BRANO CITATO ▸
# # # # # # #

Articolo pubblicato il 18-10-2024

FRANCO LINI (1923-1996)

 

Ultimamente, Gianni Cancellieri ci fa partecipi dei tesori della sua memoria. Qui racconta la figura di Franco Lini, uno dei massimi giornalisti dell’automobile e direttore sportivo della Ferrari negli anni sessanta, ed esprime il senso di amicizia che li legava.

Il testo è la versione in lingua italiana del profilo di Franco Lini scritto da Gianni per il recente volume Seventies Motor Racing, Palawan Press, London 2024, che riproduce una scelta delle fotografie di Lini, il cui archivio si trova ora presso la Grand Prix Library. Doug Nye  – che lo gestisce, nel concedere il permesso di riproduzione scrive: “Franco was very kind to me on occasion and I had a lot of respect for him.  It is a privilege today to be preserving his photography, and he was in fact a most capable photographer indeed, with a good technical ‘eye’ too.”

Nel frontespizio, Kyalami, GP del Sud Africa, 1 gennaio 1968. Jim Clark (Lotus 49-Ford Cosworth) coglie la sua ultima vittoria in un Gran Premio e nel tagliare il traguardo risponde al saluto a pollice alzato di Colin Chapman, progettista della monoposto.

Foto di Franco Lini / Grand Prix Library

 

Con Franco Lini amavo parlare nel dialetto che ancora sopravvive fra la gente della nostra città natale, la piccola ma ben conosciuta Mantova. Tutti e due appassionati di corse e inevitabilmente grandi ammiratori del più veloce fra i nostri concittadini, Tazio Nuvolari, scegliemmo la via del giornalismo motoristico e ci conoscemmo nei primi anni 60.

Ben presto diventammo amici, malgrado un ostacolo tutt’altro che trascurabile: Franco era un inviato conosciuto in tutto il mondo perché scriveva per il quotidiano sportivo francese L’Équipe e il settimanale Auto Italiana, leader della stampa italiana del settore. Io, invece, come, principiante, lavoravo per un piccolo periodico nato da poco e che lottava per affermarsi, Autosprint. Fra noi c’era un notevole distacco quanto a esperienza e a livello professionale e in più eravamo accaniti concorrenti ma nulla di tutto ciò impedì alla nostra amicizia di crescere e di durare. Per me Franco era un maestro e senza dubbio gli devo molto. Con il passare del tempo riuscii a restituirgli qualcosa e questo rafforzò ulteriormente il nostro rapporto.

# # # # # # #

[Registrazioni dei confini degli elementi]

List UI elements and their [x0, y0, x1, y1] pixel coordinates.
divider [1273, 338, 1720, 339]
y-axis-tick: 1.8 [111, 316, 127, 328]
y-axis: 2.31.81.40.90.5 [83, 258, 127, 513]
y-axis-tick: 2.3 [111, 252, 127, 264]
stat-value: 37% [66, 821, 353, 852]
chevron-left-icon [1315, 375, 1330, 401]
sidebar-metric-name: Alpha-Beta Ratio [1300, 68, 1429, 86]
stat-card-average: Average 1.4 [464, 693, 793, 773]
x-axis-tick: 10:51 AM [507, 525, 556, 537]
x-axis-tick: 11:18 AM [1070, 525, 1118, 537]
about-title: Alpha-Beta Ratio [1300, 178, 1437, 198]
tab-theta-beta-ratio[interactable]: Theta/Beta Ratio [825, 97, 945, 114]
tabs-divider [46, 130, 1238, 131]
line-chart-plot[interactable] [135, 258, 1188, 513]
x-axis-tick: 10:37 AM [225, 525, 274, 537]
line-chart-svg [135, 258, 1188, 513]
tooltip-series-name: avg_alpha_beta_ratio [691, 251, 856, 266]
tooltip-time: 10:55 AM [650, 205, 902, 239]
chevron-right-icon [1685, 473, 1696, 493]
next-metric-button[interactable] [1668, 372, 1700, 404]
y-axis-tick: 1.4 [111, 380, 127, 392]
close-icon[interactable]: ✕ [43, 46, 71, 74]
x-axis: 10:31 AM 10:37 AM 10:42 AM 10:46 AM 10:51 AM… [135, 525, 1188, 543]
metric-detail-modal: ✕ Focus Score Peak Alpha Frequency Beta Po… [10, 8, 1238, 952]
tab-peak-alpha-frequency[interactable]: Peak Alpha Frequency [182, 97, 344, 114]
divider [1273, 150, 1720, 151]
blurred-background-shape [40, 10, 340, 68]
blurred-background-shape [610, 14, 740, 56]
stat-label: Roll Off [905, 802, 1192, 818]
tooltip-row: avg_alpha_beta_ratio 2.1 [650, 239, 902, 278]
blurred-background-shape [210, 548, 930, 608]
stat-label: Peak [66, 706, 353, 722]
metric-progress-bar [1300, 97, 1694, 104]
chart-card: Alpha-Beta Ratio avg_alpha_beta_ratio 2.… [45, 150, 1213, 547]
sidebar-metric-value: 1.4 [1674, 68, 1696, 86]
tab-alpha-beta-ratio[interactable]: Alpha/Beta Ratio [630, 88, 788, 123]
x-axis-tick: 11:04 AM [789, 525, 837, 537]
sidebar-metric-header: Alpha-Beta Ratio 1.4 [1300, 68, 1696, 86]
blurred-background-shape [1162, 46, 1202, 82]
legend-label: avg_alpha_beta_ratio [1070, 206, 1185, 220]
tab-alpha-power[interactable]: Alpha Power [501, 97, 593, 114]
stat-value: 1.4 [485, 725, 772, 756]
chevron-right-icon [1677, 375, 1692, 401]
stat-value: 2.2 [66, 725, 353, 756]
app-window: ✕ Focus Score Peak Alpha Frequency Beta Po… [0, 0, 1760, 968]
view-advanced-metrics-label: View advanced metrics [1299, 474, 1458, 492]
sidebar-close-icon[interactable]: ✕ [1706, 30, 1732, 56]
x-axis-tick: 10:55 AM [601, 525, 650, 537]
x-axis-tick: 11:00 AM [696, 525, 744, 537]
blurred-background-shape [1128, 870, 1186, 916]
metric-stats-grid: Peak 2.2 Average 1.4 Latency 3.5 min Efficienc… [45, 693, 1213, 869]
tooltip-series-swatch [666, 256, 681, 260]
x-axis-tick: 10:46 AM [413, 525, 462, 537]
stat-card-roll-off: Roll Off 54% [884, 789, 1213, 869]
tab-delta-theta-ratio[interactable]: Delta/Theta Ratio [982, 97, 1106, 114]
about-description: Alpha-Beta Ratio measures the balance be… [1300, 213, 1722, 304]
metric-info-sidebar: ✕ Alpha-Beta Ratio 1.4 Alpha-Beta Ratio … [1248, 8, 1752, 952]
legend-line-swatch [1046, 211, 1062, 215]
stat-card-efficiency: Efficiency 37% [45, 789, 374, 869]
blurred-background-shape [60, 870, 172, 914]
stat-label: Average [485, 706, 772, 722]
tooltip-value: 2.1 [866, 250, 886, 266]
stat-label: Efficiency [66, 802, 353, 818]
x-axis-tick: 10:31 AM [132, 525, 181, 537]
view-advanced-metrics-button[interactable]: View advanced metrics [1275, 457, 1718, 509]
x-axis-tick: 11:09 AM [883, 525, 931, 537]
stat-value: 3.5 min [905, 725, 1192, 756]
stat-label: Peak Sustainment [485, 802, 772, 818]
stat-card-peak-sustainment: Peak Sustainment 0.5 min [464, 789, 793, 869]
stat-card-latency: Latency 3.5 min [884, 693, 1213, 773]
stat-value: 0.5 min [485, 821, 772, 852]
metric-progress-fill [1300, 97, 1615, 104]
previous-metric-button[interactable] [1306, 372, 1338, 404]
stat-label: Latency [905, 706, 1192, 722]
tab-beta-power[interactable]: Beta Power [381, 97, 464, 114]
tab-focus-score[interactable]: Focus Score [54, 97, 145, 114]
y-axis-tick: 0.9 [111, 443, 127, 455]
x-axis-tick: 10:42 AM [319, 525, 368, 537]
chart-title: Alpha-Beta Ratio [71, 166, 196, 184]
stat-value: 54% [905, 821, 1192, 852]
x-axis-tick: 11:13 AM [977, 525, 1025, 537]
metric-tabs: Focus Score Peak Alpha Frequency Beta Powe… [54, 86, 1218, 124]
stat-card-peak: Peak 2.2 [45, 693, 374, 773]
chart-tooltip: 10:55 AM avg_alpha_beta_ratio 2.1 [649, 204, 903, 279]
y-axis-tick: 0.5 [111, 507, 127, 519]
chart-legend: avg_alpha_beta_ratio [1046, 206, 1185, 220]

# # # # # # #

COMPITI DA SVOLGERE ▸
**A)** Rispondi a queste domande sul brano citato, con una risposta per riga contrassegnata come la domanda:
(i) In quale città erano nati Franco Lini e l'autore?
(ii) Per quale quotidiano sportivo francese scriveva Lini?
(iii) Dove si trova ora l'archivio delle fotografie di Lini?
**B)** Indica se ciascuna affermazione concorda con il brano citato. Rispondi sì o no e riporta tra virgolette le parole del testo che lo stabiliscono.
(i) Franco Lini e l'autore si conobbero nei primi anni 60.
(ii) Da principiante l'autore lavorava per Auto Italiana.
(iii) A Kyalami nel 1968 Jim Clark colse la sua prima vittoria in un Gran Premio.

RISULTATI DELL'ESERCIZIO ▸
**A)**
(i) Mantova.
(ii) L'Équipe.
(iii) Presso la Grand Prix Library.

**B)**
(i) Sì: "ci conoscemmo nei primi anni 60".
(ii) No: "lavoravo per un piccolo periodico nato da poco e che lottava per affermarsi, Autosprint".
(iii) No: "coglie la sua ultima vittoria in un Gran Premio".